SET TASK —
Work through the data below line by line and say how many lines hold "BALL"; give only the number.

[Saved entries]
○ ○ ○ ○

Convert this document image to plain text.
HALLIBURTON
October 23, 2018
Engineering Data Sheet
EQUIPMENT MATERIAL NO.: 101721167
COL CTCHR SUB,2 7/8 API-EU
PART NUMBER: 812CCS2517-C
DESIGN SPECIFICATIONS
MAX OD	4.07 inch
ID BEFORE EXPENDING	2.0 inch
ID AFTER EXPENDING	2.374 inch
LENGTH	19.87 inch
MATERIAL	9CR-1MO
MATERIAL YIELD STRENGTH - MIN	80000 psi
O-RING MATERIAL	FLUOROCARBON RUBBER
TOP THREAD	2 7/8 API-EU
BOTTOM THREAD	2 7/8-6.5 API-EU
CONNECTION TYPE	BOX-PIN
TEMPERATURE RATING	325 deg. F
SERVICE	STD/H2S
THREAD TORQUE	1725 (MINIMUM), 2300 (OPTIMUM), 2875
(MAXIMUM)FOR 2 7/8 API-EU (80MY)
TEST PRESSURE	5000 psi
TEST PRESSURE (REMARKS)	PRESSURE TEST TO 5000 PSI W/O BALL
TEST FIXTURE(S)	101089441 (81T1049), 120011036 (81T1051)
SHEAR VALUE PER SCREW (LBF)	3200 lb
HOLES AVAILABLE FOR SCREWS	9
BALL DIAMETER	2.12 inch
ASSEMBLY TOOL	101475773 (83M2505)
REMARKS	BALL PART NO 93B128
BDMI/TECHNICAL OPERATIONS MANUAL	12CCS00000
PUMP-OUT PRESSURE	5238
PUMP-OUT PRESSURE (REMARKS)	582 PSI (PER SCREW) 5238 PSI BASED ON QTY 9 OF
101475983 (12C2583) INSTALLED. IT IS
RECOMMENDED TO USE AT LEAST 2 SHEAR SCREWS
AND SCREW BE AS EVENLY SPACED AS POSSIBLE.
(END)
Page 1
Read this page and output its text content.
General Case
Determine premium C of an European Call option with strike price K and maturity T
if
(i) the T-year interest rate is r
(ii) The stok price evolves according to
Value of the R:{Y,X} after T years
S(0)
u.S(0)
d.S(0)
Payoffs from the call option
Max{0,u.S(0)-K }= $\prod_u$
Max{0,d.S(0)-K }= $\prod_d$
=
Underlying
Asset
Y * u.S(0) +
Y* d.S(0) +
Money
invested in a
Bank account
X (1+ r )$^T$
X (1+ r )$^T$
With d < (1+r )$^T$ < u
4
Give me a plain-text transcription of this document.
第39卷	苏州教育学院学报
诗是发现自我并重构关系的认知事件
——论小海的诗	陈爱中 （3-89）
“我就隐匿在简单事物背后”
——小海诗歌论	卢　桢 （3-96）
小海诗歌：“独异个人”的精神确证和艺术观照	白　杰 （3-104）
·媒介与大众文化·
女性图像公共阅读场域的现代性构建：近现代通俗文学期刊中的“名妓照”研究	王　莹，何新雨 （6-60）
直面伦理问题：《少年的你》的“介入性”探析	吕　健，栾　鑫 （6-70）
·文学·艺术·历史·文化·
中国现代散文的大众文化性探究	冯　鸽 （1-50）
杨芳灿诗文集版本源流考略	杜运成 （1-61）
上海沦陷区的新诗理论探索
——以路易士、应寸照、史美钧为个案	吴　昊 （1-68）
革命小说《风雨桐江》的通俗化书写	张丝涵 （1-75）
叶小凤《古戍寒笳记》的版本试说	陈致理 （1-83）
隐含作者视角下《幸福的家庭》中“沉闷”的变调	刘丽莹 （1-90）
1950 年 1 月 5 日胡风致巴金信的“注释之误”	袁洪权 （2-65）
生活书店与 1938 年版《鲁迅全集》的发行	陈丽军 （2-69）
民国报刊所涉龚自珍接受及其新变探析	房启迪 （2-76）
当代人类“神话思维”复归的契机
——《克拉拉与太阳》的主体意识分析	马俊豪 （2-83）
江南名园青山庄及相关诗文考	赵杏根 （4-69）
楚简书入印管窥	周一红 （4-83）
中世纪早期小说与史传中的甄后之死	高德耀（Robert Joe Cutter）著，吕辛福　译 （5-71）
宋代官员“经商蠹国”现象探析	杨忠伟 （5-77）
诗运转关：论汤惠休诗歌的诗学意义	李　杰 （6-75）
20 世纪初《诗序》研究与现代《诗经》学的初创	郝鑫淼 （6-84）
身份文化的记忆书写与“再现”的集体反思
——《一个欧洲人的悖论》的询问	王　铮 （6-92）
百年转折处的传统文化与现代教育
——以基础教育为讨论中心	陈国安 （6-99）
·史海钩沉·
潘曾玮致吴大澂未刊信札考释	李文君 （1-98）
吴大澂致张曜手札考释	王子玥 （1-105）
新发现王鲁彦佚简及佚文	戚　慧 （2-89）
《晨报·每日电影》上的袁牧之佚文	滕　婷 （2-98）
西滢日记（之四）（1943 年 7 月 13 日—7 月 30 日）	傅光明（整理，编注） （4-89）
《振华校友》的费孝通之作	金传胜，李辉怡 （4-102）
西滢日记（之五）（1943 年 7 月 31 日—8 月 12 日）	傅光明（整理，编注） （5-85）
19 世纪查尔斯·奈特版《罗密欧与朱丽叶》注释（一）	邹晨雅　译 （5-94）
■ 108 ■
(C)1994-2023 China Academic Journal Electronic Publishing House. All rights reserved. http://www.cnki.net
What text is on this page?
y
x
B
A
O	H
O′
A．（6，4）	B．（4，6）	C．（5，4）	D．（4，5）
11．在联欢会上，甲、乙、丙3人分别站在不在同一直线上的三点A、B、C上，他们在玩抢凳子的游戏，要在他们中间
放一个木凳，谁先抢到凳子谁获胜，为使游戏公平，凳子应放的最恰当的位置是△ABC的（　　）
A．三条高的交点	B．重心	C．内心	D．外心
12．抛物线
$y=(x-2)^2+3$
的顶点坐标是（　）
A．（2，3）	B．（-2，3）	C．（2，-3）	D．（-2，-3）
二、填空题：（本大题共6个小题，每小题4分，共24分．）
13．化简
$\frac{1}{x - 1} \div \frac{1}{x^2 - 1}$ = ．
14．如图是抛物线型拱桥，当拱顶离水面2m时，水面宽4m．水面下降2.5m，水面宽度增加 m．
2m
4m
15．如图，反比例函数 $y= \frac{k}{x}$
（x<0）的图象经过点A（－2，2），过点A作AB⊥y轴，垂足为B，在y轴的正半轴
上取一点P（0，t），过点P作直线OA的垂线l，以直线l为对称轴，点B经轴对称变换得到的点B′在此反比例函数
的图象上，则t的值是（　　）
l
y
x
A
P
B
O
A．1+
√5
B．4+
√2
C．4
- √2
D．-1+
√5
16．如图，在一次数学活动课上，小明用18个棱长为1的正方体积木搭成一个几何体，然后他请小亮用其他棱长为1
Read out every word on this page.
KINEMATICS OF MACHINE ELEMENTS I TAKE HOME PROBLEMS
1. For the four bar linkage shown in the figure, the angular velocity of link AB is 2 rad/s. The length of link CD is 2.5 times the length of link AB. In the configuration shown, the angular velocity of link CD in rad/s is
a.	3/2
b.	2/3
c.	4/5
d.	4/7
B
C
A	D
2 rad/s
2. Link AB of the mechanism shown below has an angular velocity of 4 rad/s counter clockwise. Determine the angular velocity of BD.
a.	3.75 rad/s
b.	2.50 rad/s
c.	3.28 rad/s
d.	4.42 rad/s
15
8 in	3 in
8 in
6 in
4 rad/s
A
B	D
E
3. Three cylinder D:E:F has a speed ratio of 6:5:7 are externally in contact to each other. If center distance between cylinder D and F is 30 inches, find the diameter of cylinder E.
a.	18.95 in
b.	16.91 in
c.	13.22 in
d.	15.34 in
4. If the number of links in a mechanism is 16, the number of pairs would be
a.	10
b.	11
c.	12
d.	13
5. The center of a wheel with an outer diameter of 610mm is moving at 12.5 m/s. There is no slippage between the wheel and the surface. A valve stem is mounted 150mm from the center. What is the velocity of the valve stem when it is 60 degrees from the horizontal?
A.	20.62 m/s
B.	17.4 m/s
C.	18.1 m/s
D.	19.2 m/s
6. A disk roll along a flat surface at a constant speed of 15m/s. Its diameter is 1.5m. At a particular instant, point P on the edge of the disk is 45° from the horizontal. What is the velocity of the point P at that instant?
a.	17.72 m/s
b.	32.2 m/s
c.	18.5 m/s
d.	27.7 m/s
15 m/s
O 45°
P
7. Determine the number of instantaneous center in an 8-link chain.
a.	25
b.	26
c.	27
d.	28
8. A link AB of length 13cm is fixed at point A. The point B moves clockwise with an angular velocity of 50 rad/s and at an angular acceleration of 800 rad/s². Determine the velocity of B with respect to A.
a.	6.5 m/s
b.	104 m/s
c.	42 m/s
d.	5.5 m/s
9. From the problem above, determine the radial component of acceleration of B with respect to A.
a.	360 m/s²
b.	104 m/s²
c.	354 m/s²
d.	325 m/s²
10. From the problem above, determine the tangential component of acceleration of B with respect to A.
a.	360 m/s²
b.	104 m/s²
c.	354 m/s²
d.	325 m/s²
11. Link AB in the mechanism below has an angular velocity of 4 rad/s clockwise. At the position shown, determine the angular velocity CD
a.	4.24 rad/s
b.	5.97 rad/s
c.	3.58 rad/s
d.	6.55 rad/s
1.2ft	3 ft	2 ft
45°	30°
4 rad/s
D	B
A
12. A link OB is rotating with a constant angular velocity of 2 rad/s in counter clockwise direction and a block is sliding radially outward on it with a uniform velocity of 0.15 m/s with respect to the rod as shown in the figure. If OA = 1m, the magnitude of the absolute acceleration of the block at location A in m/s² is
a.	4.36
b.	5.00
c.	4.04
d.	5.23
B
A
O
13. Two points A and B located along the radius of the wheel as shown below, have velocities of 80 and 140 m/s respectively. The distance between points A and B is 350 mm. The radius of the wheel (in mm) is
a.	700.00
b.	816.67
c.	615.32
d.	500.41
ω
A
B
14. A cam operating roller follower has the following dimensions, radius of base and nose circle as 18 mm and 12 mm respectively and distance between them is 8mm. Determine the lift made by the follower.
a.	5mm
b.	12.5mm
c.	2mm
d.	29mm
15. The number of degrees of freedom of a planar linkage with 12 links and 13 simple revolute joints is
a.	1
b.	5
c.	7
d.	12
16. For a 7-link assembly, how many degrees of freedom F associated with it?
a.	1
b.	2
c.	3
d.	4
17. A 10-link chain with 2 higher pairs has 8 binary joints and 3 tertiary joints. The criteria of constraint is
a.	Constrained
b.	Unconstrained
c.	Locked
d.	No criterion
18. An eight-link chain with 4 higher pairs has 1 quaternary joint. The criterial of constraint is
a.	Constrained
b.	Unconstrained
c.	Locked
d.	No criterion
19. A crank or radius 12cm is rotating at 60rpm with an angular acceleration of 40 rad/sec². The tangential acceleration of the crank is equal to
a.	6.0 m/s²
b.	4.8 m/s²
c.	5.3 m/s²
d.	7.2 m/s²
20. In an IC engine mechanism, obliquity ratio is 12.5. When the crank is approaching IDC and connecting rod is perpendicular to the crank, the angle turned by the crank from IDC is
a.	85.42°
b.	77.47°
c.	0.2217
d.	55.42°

○ ○ ○ ○

REPLY —
3